使用データ

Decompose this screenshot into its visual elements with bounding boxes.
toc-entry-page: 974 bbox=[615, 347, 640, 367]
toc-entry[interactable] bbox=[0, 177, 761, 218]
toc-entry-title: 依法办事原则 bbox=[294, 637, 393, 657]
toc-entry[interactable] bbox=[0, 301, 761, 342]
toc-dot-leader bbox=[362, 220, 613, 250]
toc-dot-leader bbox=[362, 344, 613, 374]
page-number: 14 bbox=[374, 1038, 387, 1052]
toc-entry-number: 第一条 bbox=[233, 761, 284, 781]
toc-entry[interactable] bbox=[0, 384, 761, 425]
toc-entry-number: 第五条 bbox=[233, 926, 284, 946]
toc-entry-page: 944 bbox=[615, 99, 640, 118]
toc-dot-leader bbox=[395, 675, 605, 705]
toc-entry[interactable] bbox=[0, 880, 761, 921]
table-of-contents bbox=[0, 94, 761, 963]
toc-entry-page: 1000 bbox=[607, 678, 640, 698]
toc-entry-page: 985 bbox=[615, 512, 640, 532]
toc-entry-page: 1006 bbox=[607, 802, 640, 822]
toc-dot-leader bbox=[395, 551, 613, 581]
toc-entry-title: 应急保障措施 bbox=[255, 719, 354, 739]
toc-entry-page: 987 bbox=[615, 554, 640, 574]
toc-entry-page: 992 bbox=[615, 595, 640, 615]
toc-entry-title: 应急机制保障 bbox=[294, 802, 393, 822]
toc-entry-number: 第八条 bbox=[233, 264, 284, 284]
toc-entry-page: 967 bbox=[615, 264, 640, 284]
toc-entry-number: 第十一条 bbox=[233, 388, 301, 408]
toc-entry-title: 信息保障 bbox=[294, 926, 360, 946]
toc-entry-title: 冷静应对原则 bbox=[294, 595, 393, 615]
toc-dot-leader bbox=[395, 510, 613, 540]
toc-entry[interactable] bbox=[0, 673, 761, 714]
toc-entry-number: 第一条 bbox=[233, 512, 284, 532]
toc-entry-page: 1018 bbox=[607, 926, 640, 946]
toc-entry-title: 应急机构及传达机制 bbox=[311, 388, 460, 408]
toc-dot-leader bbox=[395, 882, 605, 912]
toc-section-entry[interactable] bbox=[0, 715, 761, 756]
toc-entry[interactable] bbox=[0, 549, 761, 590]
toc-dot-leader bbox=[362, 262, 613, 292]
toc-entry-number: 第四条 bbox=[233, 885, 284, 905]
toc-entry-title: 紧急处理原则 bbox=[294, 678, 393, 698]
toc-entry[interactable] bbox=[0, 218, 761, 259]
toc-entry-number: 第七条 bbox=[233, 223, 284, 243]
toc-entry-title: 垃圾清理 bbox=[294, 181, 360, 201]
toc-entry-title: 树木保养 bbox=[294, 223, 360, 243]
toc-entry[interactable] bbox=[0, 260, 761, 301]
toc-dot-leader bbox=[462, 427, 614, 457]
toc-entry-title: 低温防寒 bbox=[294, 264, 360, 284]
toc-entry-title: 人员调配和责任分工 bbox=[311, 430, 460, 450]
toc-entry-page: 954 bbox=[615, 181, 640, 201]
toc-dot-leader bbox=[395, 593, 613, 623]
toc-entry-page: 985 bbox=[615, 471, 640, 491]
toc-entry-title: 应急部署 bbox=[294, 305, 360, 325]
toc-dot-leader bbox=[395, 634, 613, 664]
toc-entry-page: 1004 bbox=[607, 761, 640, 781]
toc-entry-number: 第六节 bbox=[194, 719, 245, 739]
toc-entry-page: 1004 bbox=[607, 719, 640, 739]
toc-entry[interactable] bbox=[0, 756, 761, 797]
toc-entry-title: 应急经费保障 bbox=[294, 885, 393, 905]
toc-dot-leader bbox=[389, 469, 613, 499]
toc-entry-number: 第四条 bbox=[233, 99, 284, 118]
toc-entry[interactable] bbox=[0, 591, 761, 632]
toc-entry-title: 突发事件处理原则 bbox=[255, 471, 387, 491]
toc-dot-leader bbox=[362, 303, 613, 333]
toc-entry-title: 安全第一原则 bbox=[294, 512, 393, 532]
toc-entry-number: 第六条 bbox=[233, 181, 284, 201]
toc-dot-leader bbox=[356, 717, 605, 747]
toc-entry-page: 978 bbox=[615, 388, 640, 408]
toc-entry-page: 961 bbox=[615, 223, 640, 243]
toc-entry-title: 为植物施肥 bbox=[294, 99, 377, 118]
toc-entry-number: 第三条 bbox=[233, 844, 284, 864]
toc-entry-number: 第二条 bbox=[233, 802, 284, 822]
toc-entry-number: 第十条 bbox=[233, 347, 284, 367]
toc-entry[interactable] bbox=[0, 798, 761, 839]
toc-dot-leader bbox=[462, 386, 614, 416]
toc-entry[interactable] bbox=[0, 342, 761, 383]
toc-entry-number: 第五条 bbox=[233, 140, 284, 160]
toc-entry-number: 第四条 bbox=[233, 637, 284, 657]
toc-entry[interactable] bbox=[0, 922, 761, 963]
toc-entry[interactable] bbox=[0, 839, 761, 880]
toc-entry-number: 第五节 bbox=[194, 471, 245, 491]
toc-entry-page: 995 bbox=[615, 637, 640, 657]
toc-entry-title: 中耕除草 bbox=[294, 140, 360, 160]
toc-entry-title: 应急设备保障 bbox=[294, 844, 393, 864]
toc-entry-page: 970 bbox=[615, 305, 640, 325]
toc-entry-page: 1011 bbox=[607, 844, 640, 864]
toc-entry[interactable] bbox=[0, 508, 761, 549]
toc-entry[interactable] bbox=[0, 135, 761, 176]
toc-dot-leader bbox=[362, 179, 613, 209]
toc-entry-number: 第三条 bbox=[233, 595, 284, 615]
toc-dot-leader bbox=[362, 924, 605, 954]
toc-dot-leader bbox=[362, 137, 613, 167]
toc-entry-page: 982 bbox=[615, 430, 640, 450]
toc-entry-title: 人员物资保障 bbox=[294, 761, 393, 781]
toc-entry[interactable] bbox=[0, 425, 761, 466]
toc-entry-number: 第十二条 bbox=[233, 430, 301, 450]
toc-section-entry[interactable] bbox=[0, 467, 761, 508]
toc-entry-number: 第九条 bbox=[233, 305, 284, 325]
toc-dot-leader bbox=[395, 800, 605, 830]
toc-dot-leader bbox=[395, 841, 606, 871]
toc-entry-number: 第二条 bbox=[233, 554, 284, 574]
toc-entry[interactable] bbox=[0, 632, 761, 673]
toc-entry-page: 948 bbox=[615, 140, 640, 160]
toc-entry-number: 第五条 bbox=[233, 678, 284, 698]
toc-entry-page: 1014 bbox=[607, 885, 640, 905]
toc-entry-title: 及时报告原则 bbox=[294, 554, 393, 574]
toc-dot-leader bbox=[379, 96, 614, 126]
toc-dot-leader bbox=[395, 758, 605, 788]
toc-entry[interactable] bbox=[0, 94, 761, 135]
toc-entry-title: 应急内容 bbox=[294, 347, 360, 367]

設問
データの先頭から「toc-entry-title: 依法办事原则 bbox=[294, 637, 393, 657]」を含む行までの行（両端を含む）を、空行を除いて番号付きリストに整理してください。

解答
1. Decompose this screenshot into its visual elements with bounding boxes.
2. toc-entry-page: 974 bbox=[615, 347, 640, 367]
3. toc-entry[interactable] bbox=[0, 177, 761, 218]
4. toc-entry-title: 依法办事原则 bbox=[294, 637, 393, 657]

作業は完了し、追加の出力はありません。